● GOAL: Count how many lines contain the word "this". Respond with the number alone.
-- BEGIN --
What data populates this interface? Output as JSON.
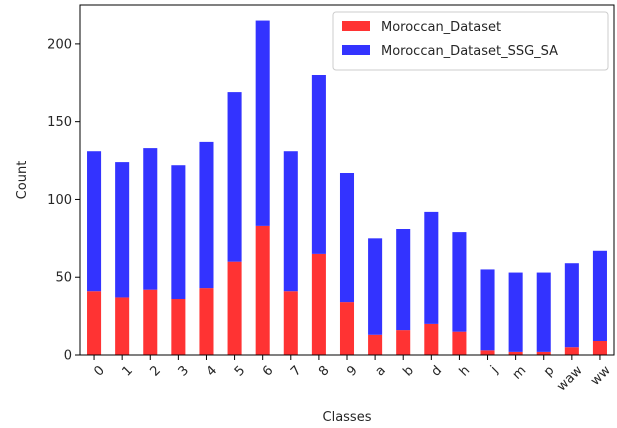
{
  "chart_data": {
    "type": "bar",
    "stacked": true,
    "categories": [
      "0",
      "1",
      "2",
      "3",
      "4",
      "5",
      "6",
      "7",
      "8",
      "9",
      "a",
      "b",
      "d",
      "h",
      "j",
      "m",
      "p",
      "waw",
      "ww"
    ],
    "series": [
      {
        "name": "Moroccan_Dataset",
        "color": "#ff3333",
        "values": [
          41,
          37,
          42,
          36,
          43,
          60,
          83,
          41,
          65,
          34,
          13,
          16,
          20,
          15,
          3,
          2,
          2,
          5,
          9
        ]
      },
      {
        "name": "Moroccan_Dataset_SSG_SA",
        "color": "#3333ff",
        "values": [
          90,
          87,
          91,
          86,
          94,
          109,
          132,
          90,
          115,
          83,
          62,
          65,
          72,
          64,
          52,
          51,
          51,
          54,
          58
        ]
      }
    ],
    "xlabel": "Classes",
    "ylabel": "Count",
    "ylim": [
      0,
      225
    ],
    "yticks": [
      0,
      50,
      100,
      150,
      200
    ],
    "legend_position": "top-right",
    "grid": false
  }
}
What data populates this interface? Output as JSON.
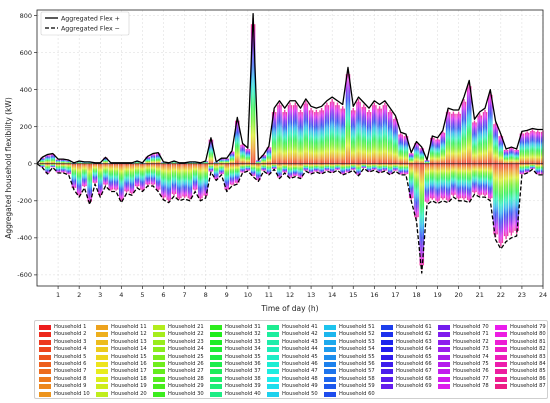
{
  "chart_data": {
    "type": "line",
    "xlabel": "Time of day (h)",
    "ylabel": "Aggregated household flexibility (kW)",
    "xlim": [
      0,
      24
    ],
    "ylim": [
      -660,
      830
    ],
    "x_ticks": [
      1,
      2,
      3,
      4,
      5,
      6,
      7,
      8,
      9,
      10,
      11,
      12,
      13,
      14,
      15,
      16,
      17,
      18,
      19,
      20,
      21,
      22,
      23,
      24
    ],
    "y_ticks": [
      -600,
      -400,
      -200,
      0,
      200,
      400,
      600,
      800
    ],
    "grid": true,
    "legend_top": [
      {
        "name": "Aggregated Flex +",
        "style": "solid"
      },
      {
        "name": "Aggregated Flex −",
        "style": "dashed"
      }
    ],
    "x": [
      0.0,
      0.25,
      0.5,
      0.75,
      1.0,
      1.25,
      1.5,
      1.75,
      2.0,
      2.25,
      2.5,
      2.75,
      3.0,
      3.25,
      3.5,
      3.75,
      4.0,
      4.25,
      4.5,
      4.75,
      5.0,
      5.25,
      5.5,
      5.75,
      6.0,
      6.25,
      6.5,
      6.75,
      7.0,
      7.25,
      7.5,
      7.75,
      8.0,
      8.25,
      8.5,
      8.75,
      9.0,
      9.25,
      9.5,
      9.75,
      10.0,
      10.25,
      10.5,
      10.75,
      11.0,
      11.25,
      11.5,
      11.75,
      12.0,
      12.25,
      12.5,
      12.75,
      13.0,
      13.25,
      13.5,
      13.75,
      14.0,
      14.25,
      14.5,
      14.75,
      15.0,
      15.25,
      15.5,
      15.75,
      16.0,
      16.25,
      16.5,
      16.75,
      17.0,
      17.25,
      17.5,
      17.75,
      18.0,
      18.25,
      18.5,
      18.75,
      19.0,
      19.25,
      19.5,
      19.75,
      20.0,
      20.25,
      20.5,
      20.75,
      21.0,
      21.25,
      21.5,
      21.75,
      22.0,
      22.25,
      22.5,
      22.75,
      23.0,
      23.25,
      23.5,
      23.75,
      24.0
    ],
    "series": [
      {
        "name": "Aggregated Flex +",
        "values": [
          0,
          35,
          50,
          55,
          25,
          25,
          20,
          5,
          15,
          10,
          10,
          5,
          5,
          35,
          5,
          5,
          5,
          5,
          5,
          15,
          5,
          40,
          55,
          60,
          10,
          5,
          15,
          5,
          5,
          10,
          10,
          5,
          15,
          140,
          10,
          30,
          30,
          70,
          250,
          110,
          85,
          810,
          20,
          50,
          95,
          300,
          340,
          300,
          340,
          340,
          300,
          350,
          310,
          300,
          310,
          340,
          360,
          340,
          320,
          520,
          310,
          360,
          330,
          300,
          340,
          320,
          340,
          300,
          260,
          170,
          160,
          60,
          120,
          90,
          20,
          150,
          140,
          180,
          300,
          290,
          290,
          360,
          450,
          240,
          280,
          300,
          400,
          230,
          160,
          80,
          90,
          80,
          175,
          180,
          190,
          185,
          185
        ]
      },
      {
        "name": "Aggregated Flex −",
        "values": [
          0,
          -20,
          -55,
          -20,
          -50,
          -50,
          -60,
          -140,
          -180,
          -130,
          -220,
          -110,
          -180,
          -120,
          -150,
          -150,
          -210,
          -160,
          -170,
          -130,
          -150,
          -120,
          -120,
          -150,
          -195,
          -210,
          -175,
          -200,
          -190,
          -200,
          -150,
          -200,
          -185,
          -45,
          -90,
          -60,
          -150,
          -120,
          -110,
          -50,
          -40,
          -70,
          -95,
          -40,
          -60,
          -30,
          -80,
          -50,
          -80,
          -70,
          -80,
          -40,
          -55,
          -45,
          -55,
          -40,
          -50,
          -35,
          -60,
          -50,
          -35,
          -65,
          -25,
          -45,
          -35,
          -50,
          -40,
          -60,
          -40,
          -60,
          -60,
          -200,
          -310,
          -590,
          -220,
          -200,
          -215,
          -200,
          -210,
          -180,
          -200,
          -200,
          -210,
          -165,
          -180,
          -180,
          -200,
          -410,
          -460,
          -420,
          -400,
          -390,
          -60,
          -50,
          -30,
          -60,
          -60
        ]
      }
    ],
    "households": [
      "Household 1",
      "Household 2",
      "Household 3",
      "Household 4",
      "Household 5",
      "Household 6",
      "Household 7",
      "Household 8",
      "Household 9",
      "Household 10",
      "Household 11",
      "Household 12",
      "Household 13",
      "Household 14",
      "Household 15",
      "Household 16",
      "Household 17",
      "Household 18",
      "Household 19",
      "Household 20",
      "Household 21",
      "Household 22",
      "Household 23",
      "Household 24",
      "Household 25",
      "Household 26",
      "Household 27",
      "Household 28",
      "Household 29",
      "Household 30",
      "Household 31",
      "Household 32",
      "Household 33",
      "Household 34",
      "Household 35",
      "Household 36",
      "Household 37",
      "Household 38",
      "Household 39",
      "Household 40",
      "Household 41",
      "Household 42",
      "Household 43",
      "Household 44",
      "Household 45",
      "Household 46",
      "Household 47",
      "Household 48",
      "Household 49",
      "Household 50",
      "Household 51",
      "Household 52",
      "Household 53",
      "Household 54",
      "Household 55",
      "Household 56",
      "Household 57",
      "Household 58",
      "Household 59",
      "Household 60",
      "Household 61",
      "Household 62",
      "Household 63",
      "Household 64",
      "Household 65",
      "Household 66",
      "Household 67",
      "Household 68",
      "Household 69",
      "Household 70",
      "Household 71",
      "Household 72",
      "Household 73",
      "Household 74",
      "Household 75",
      "Household 76",
      "Household 77",
      "Household 78",
      "Household 79",
      "Household 80",
      "Household 81",
      "Household 82",
      "Household 83",
      "Household 84",
      "Household 85",
      "Household 86",
      "Household 87"
    ],
    "legend_columns": [
      [
        1,
        2,
        3,
        4,
        5,
        6,
        7,
        8,
        9,
        10
      ],
      [
        11,
        12,
        13,
        14,
        15,
        16,
        17,
        18,
        19,
        20
      ],
      [
        21,
        22,
        23,
        24,
        25,
        26,
        27,
        28,
        29,
        30
      ],
      [
        31,
        32,
        33,
        34,
        35,
        36,
        37,
        38,
        39,
        40
      ],
      [
        41,
        42,
        43,
        44,
        45,
        46,
        47,
        48,
        49,
        50
      ],
      [
        51,
        52,
        53,
        54,
        55,
        56,
        57,
        58,
        59,
        60
      ],
      [
        61,
        62,
        63,
        64,
        65,
        66,
        67,
        68,
        69
      ],
      [
        70,
        71,
        72,
        73,
        74,
        75,
        76,
        77,
        78
      ],
      [
        79,
        80,
        81,
        82,
        83,
        84,
        85,
        86,
        87
      ]
    ]
  },
  "colors": {
    "aggregate_line": "#000000",
    "grid": "#d9d9d9",
    "palette": "rainbow hue 0-330 across households"
  }
}
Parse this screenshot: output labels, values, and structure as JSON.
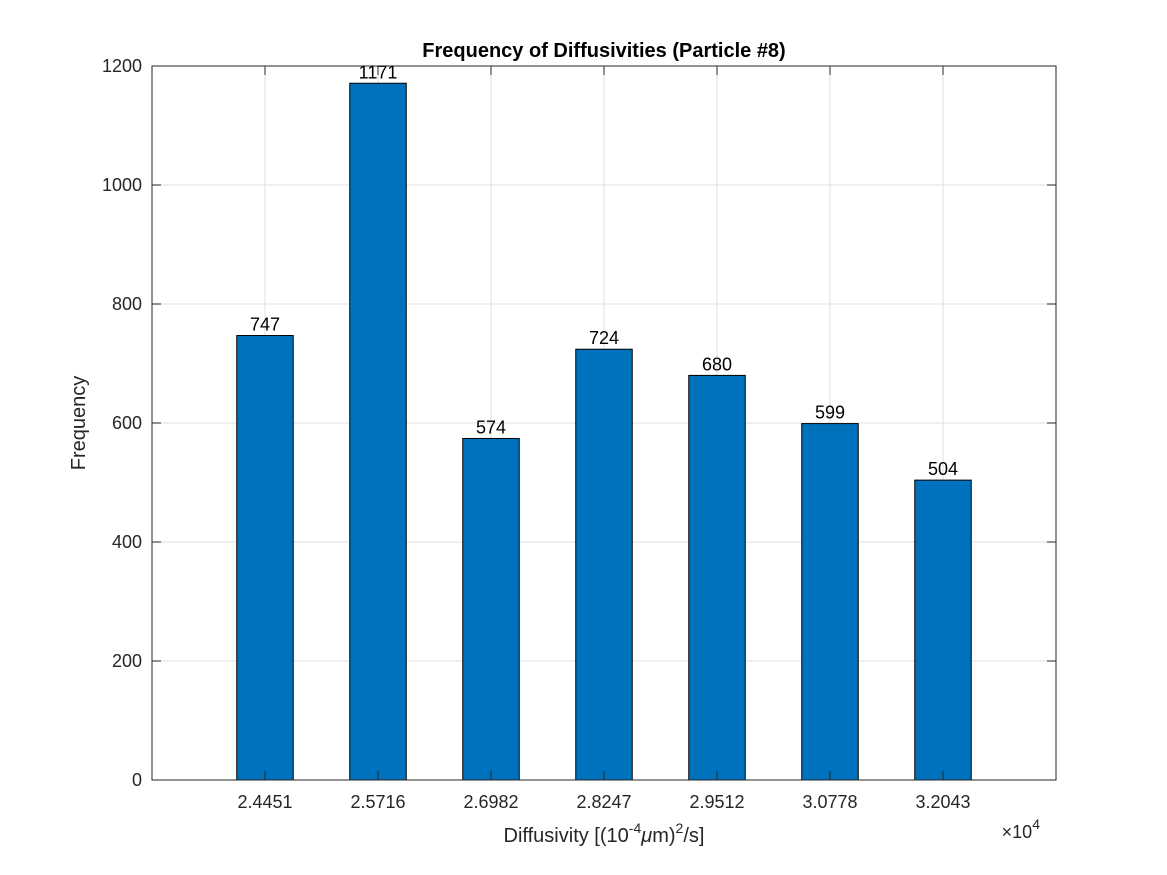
{
  "chart_data": {
    "type": "bar",
    "title": "Frequency of Diffusivities (Particle #8)",
    "xlabel_parts": {
      "prefix": "Diffusivity [(10",
      "exp1": "-4",
      "mu": "μ",
      "mid": "m)",
      "exp2": "2",
      "suffix": "/s]"
    },
    "ylabel": "Frequency",
    "x_multiplier": {
      "times": "×10",
      "exp": "4"
    },
    "categories": [
      "2.4451",
      "2.5716",
      "2.6982",
      "2.8247",
      "2.9512",
      "3.0778",
      "3.2043"
    ],
    "values": [
      747,
      1171,
      574,
      724,
      680,
      599,
      504
    ],
    "data_labels": [
      "747",
      "1171",
      "574",
      "724",
      "680",
      "599",
      "504"
    ],
    "ylim": [
      0,
      1200
    ],
    "yticks": [
      0,
      200,
      400,
      600,
      800,
      1000,
      1200
    ],
    "ytick_labels": [
      "0",
      "200",
      "400",
      "600",
      "800",
      "1000",
      "1200"
    ],
    "grid": true,
    "bar_color": "#0072bd"
  }
}
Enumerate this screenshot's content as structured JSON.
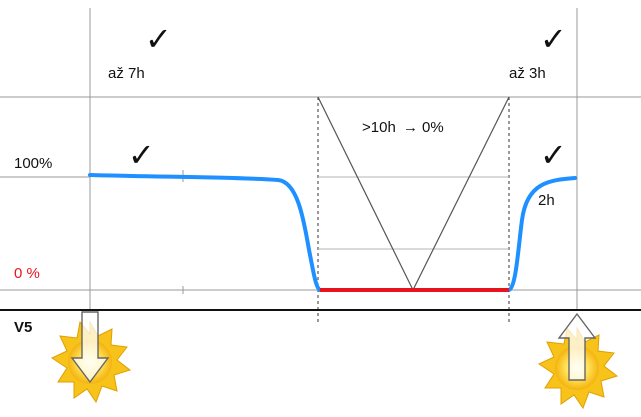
{
  "labels": {
    "until_7h": "až 7h",
    "until_3h": "až 3h",
    "rule_10h_part1": ">10h",
    "rule_10h_part2": "0%",
    "level_100": "100%",
    "level_0": "0 %",
    "recovery_2h": "2h",
    "axis_name": "V5"
  },
  "marks": {
    "checkmark": "✓",
    "arrow": "→"
  },
  "colors": {
    "curve": "#1e90ff",
    "zero_line": "#e8131c",
    "zero_label": "#e8131c",
    "grid": "#9a9a9a",
    "text": "#111111",
    "sun_outer": "#f7c21a",
    "sun_inner": "#fff6a8"
  },
  "icons": [
    "checkmark-icon",
    "sun-icon",
    "down-arrow-icon",
    "up-arrow-icon"
  ]
}
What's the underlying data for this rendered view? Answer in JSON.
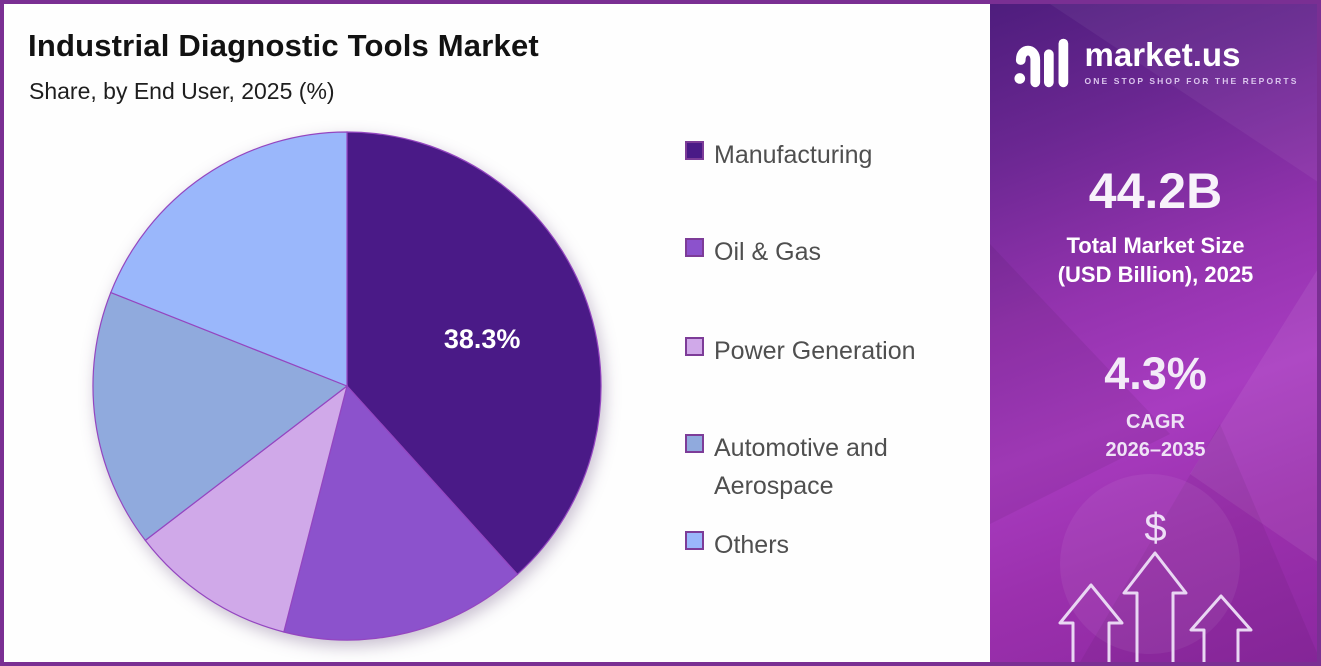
{
  "header": {
    "title": "Industrial Diagnostic Tools Market",
    "subtitle": "Share, by End User, 2025 (%)"
  },
  "chart_data": {
    "type": "pie",
    "title": "Industrial Diagnostic Tools Market",
    "subtitle": "Share, by End User, 2025 (%)",
    "unit": "%",
    "start_angle_deg": 0,
    "direction": "clockwise",
    "legend_position": "right",
    "categories": [
      "Manufacturing",
      "Oil & Gas",
      "Power Generation",
      "Automotive and Aerospace",
      "Others"
    ],
    "values": [
      38.3,
      15.7,
      10.6,
      16.4,
      19.0
    ],
    "data_labels": [
      "38.3%",
      "",
      "",
      "",
      ""
    ],
    "colors": [
      "#4a1a87",
      "#8c52cc",
      "#d0a9e9",
      "#90aadd",
      "#9ab7fb"
    ],
    "slice_stroke": "#9446c0",
    "legend_swatch_border": "#7d3c98"
  },
  "sidebar": {
    "brand": "market.us",
    "tagline": "ONE STOP SHOP FOR THE REPORTS",
    "market_size_value": "44.2B",
    "market_size_label_line1": "Total Market Size",
    "market_size_label_line2": "(USD Billion), 2025",
    "cagr_value": "4.3%",
    "cagr_label_line1": "CAGR",
    "cagr_label_line2": "2026–2035",
    "dollar_symbol": "$",
    "accent_colors": {
      "gradient_top": "#4e1d7d",
      "gradient_mid": "#a83cc0",
      "gradient_bottom": "#8c28a0",
      "arrow_outline": "#e9d7f3"
    }
  },
  "frame": {
    "border_color": "#7a2f93"
  }
}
-- END --
● FULL OUTPUT: 5